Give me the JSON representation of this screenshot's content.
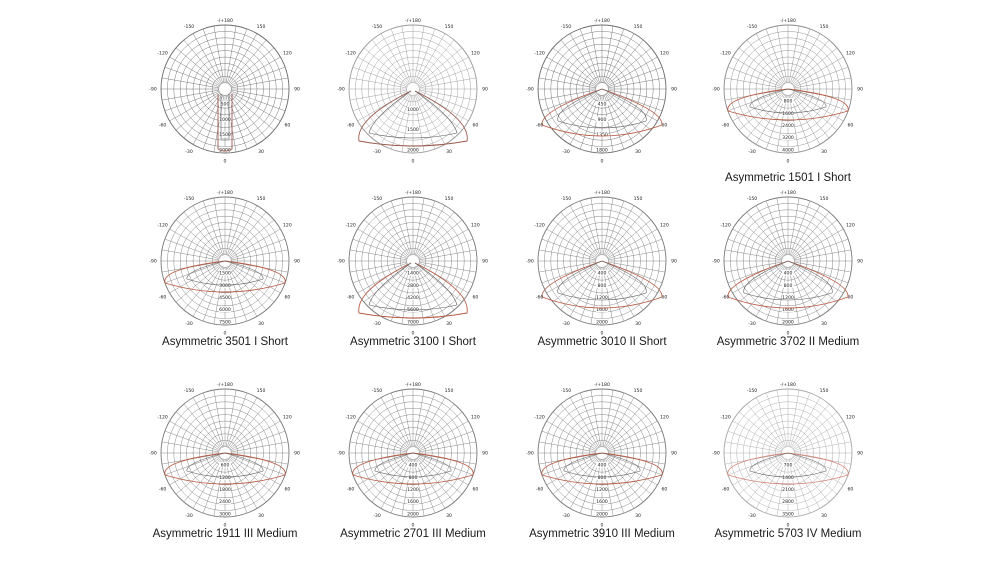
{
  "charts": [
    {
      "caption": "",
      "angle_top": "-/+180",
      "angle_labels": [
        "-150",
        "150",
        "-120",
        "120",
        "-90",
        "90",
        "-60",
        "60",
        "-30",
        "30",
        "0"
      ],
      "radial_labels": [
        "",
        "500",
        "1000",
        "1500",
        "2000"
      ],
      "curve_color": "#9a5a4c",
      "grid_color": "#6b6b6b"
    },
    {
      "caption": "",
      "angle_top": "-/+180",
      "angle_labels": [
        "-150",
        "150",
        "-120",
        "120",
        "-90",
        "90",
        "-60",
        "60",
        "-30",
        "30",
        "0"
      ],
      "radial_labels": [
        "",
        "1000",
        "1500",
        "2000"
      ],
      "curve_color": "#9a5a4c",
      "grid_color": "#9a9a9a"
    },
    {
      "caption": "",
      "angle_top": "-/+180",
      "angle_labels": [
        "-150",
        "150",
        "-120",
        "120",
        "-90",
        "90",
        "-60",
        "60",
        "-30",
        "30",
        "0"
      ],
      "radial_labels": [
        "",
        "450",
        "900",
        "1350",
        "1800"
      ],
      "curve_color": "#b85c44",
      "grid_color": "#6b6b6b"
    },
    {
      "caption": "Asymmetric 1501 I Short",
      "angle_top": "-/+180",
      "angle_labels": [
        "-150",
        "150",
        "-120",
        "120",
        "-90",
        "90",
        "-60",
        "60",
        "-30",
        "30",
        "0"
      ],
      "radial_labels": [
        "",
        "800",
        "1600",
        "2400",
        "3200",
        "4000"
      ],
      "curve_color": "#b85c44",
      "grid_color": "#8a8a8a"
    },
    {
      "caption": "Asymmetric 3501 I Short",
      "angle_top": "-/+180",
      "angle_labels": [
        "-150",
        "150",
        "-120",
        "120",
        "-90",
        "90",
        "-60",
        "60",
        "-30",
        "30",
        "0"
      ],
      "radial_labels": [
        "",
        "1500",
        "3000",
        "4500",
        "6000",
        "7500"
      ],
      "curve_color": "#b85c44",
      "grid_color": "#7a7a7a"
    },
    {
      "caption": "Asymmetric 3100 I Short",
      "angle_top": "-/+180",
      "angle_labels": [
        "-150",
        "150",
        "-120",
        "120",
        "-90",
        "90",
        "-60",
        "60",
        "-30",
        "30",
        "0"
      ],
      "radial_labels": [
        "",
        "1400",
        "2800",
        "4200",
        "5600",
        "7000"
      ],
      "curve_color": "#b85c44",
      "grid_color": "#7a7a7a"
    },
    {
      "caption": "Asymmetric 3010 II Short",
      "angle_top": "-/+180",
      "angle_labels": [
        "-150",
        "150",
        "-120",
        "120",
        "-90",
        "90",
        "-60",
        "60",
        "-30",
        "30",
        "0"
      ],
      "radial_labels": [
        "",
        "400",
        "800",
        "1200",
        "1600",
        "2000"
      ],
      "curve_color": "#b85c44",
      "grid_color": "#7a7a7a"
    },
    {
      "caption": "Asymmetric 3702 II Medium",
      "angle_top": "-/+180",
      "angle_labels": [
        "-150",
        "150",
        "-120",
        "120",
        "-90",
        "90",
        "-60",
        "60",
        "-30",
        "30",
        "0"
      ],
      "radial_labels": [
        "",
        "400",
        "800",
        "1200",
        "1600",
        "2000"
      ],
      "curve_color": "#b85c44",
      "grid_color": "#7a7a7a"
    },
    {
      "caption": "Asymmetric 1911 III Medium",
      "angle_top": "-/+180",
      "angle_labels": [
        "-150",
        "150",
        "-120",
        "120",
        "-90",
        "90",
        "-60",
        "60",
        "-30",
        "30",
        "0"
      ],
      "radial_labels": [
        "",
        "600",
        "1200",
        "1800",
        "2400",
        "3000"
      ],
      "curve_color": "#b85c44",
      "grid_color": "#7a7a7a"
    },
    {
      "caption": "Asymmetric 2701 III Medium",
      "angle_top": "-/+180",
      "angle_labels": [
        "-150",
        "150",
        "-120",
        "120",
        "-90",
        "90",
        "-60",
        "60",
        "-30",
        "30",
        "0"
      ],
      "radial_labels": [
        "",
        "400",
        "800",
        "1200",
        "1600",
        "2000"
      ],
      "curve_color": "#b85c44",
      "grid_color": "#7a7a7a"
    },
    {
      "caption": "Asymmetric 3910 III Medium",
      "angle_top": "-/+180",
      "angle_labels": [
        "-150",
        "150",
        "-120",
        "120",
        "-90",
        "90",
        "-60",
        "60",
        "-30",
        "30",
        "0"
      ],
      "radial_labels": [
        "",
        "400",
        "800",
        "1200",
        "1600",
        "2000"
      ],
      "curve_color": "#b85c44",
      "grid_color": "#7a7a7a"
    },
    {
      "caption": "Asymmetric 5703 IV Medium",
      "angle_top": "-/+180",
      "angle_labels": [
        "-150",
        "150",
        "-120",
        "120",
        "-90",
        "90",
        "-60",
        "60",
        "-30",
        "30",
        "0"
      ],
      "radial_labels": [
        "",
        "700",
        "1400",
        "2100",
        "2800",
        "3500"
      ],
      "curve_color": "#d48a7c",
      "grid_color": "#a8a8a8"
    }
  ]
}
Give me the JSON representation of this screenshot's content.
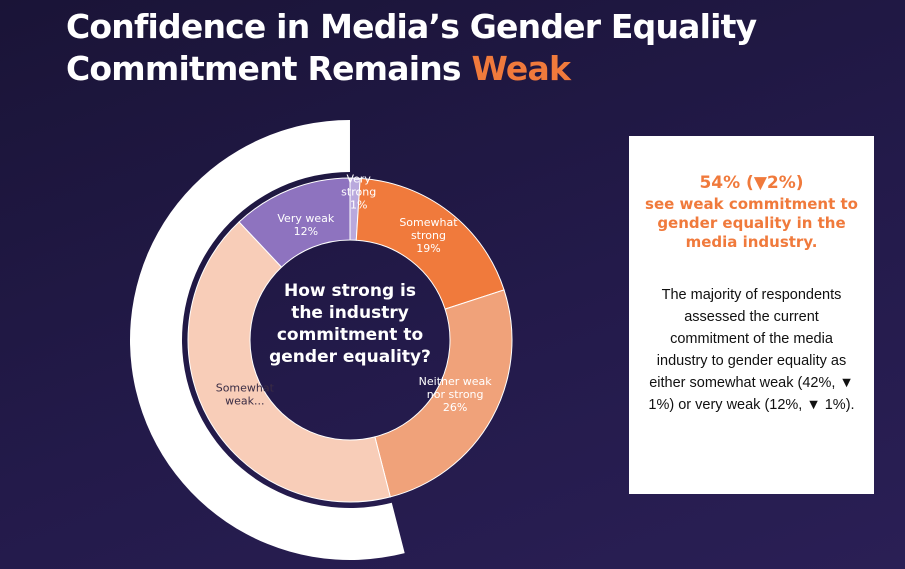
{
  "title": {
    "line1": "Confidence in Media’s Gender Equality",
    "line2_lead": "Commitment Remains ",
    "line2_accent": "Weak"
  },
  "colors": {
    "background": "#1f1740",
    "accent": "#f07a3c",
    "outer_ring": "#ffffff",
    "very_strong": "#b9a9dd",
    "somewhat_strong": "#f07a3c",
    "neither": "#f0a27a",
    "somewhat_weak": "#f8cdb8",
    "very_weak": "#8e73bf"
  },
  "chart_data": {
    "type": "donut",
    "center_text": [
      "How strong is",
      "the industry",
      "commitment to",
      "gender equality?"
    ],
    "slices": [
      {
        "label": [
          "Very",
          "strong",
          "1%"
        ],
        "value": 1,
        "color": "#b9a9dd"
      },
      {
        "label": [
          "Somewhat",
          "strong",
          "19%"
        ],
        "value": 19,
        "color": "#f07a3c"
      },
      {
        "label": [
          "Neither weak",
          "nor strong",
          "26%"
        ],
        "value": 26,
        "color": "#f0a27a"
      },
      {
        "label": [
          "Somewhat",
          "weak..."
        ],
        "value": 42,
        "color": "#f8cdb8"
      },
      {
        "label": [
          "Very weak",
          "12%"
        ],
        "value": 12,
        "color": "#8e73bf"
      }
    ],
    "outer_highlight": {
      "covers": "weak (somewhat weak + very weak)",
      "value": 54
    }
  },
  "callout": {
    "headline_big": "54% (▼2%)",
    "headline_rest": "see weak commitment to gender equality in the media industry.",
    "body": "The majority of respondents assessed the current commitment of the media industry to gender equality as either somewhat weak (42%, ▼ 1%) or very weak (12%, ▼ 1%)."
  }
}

********

_Exercise description:_ Transcribe the full listing above exactly as it stands, minus the pictures.

_Answer to the exercise:_
Give me the JSON representation of this screenshot's content.
{
  "charts": [
    {
      "caption": "",
      "angle_top": "-/+180",
      "angle_labels": [
        "-150",
        "150",
        "-120",
        "120",
        "-90",
        "90",
        "-60",
        "60",
        "-30",
        "30",
        "0"
      ],
      "radial_labels": [
        "",
        "500",
        "1000",
        "1500",
        "2000"
      ],
      "curve_color": "#9a5a4c",
      "grid_color": "#6b6b6b"
    },
    {
      "caption": "",
      "angle_top": "-/+180",
      "angle_labels": [
        "-150",
        "150",
        "-120",
        "120",
        "-90",
        "90",
        "-60",
        "60",
        "-30",
        "30",
        "0"
      ],
      "radial_labels": [
        "",
        "1000",
        "1500",
        "2000"
      ],
      "curve_color": "#9a5a4c",
      "grid_color": "#9a9a9a"
    },
    {
      "caption": "",
      "angle_top": "-/+180",
      "angle_labels": [
        "-150",
        "150",
        "-120",
        "120",
        "-90",
        "90",
        "-60",
        "60",
        "-30",
        "30",
        "0"
      ],
      "radial_labels": [
        "",
        "450",
        "900",
        "1350",
        "1800"
      ],
      "curve_color": "#b85c44",
      "grid_color": "#6b6b6b"
    },
    {
      "caption": "Asymmetric 1501 I Short",
      "angle_top": "-/+180",
      "angle_labels": [
        "-150",
        "150",
        "-120",
        "120",
        "-90",
        "90",
        "-60",
        "60",
        "-30",
        "30",
        "0"
      ],
      "radial_labels": [
        "",
        "800",
        "1600",
        "2400",
        "3200",
        "4000"
      ],
      "curve_color": "#b85c44",
      "grid_color": "#8a8a8a"
    },
    {
      "caption": "Asymmetric 3501 I Short",
      "angle_top": "-/+180",
      "angle_labels": [
        "-150",
        "150",
        "-120",
        "120",
        "-90",
        "90",
        "-60",
        "60",
        "-30",
        "30",
        "0"
      ],
      "radial_labels": [
        "",
        "1500",
        "3000",
        "4500",
        "6000",
        "7500"
      ],
      "curve_color": "#b85c44",
      "grid_color": "#7a7a7a"
    },
    {
      "caption": "Asymmetric 3100 I Short",
      "angle_top": "-/+180",
      "angle_labels": [
        "-150",
        "150",
        "-120",
        "120",
        "-90",
        "90",
        "-60",
        "60",
        "-30",
        "30",
        "0"
      ],
      "radial_labels": [
        "",
        "1400",
        "2800",
        "4200",
        "5600",
        "7000"
      ],
      "curve_color": "#b85c44",
      "grid_color": "#7a7a7a"
    },
    {
      "caption": "Asymmetric 3010 II Short",
      "angle_top": "-/+180",
      "angle_labels": [
        "-150",
        "150",
        "-120",
        "120",
        "-90",
        "90",
        "-60",
        "60",
        "-30",
        "30",
        "0"
      ],
      "radial_labels": [
        "",
        "400",
        "800",
        "1200",
        "1600",
        "2000"
      ],
      "curve_color": "#b85c44",
      "grid_color": "#7a7a7a"
    },
    {
      "caption": "Asymmetric 3702 II Medium",
      "angle_top": "-/+180",
      "angle_labels": [
        "-150",
        "150",
        "-120",
        "120",
        "-90",
        "90",
        "-60",
        "60",
        "-30",
        "30",
        "0"
      ],
      "radial_labels": [
        "",
        "400",
        "800",
        "1200",
        "1600",
        "2000"
      ],
      "curve_color": "#b85c44",
      "grid_color": "#7a7a7a"
    },
    {
      "caption": "Asymmetric 1911 III Medium",
      "angle_top": "-/+180",
      "angle_labels": [
        "-150",
        "150",
        "-120",
        "120",
        "-90",
        "90",
        "-60",
        "60",
        "-30",
        "30",
        "0"
      ],
      "radial_labels": [
        "",
        "600",
        "1200",
        "1800",
        "2400",
        "3000"
      ],
      "curve_color": "#b85c44",
      "grid_color": "#7a7a7a"
    },
    {
      "caption": "Asymmetric 2701 III Medium",
      "angle_top": "-/+180",
      "angle_labels": [
        "-150",
        "150",
        "-120",
        "120",
        "-90",
        "90",
        "-60",
        "60",
        "-30",
        "30",
        "0"
      ],
      "radial_labels": [
        "",
        "400",
        "800",
        "1200",
        "1600",
        "2000"
      ],
      "curve_color": "#b85c44",
      "grid_color": "#7a7a7a"
    },
    {
      "caption": "Asymmetric 3910 III Medium",
      "angle_top": "-/+180",
      "angle_labels": [
        "-150",
        "150",
        "-120",
        "120",
        "-90",
        "90",
        "-60",
        "60",
        "-30",
        "30",
        "0"
      ],
      "radial_labels": [
        "",
        "400",
        "800",
        "1200",
        "1600",
        "2000"
      ],
      "curve_color": "#b85c44",
      "grid_color": "#7a7a7a"
    },
    {
      "caption": "Asymmetric 5703 IV Medium",
      "angle_top": "-/+180",
      "angle_labels": [
        "-150",
        "150",
        "-120",
        "120",
        "-90",
        "90",
        "-60",
        "60",
        "-30",
        "30",
        "0"
      ],
      "radial_labels": [
        "",
        "700",
        "1400",
        "2100",
        "2800",
        "3500"
      ],
      "curve_color": "#d48a7c",
      "grid_color": "#a8a8a8"
    }
  ]
}
Give me the JSON representation of this screenshot's content.
{
  "title": {
    "line1": "Confidence in Media’s Gender Equality",
    "line2_lead": "Commitment Remains ",
    "line2_accent": "Weak"
  },
  "colors": {
    "background": "#1f1740",
    "accent": "#f07a3c",
    "outer_ring": "#ffffff",
    "very_strong": "#b9a9dd",
    "somewhat_strong": "#f07a3c",
    "neither": "#f0a27a",
    "somewhat_weak": "#f8cdb8",
    "very_weak": "#8e73bf"
  },
  "chart_data": {
    "type": "donut",
    "center_text": [
      "How strong is",
      "the industry",
      "commitment to",
      "gender equality?"
    ],
    "slices": [
      {
        "label": [
          "Very",
          "strong",
          "1%"
        ],
        "value": 1,
        "color": "#b9a9dd"
      },
      {
        "label": [
          "Somewhat",
          "strong",
          "19%"
        ],
        "value": 19,
        "color": "#f07a3c"
      },
      {
        "label": [
          "Neither weak",
          "nor strong",
          "26%"
        ],
        "value": 26,
        "color": "#f0a27a"
      },
      {
        "label": [
          "Somewhat",
          "weak..."
        ],
        "value": 42,
        "color": "#f8cdb8"
      },
      {
        "label": [
          "Very weak",
          "12%"
        ],
        "value": 12,
        "color": "#8e73bf"
      }
    ],
    "outer_highlight": {
      "covers": "weak (somewhat weak + very weak)",
      "value": 54
    }
  },
  "callout": {
    "headline_big": "54% (▼2%)",
    "headline_rest": "see weak commitment to gender equality in the media industry.",
    "body": "The majority of respondents assessed the current commitment of the media industry to gender equality as either somewhat weak (42%, ▼ 1%) or very weak (12%, ▼ 1%)."
  }
}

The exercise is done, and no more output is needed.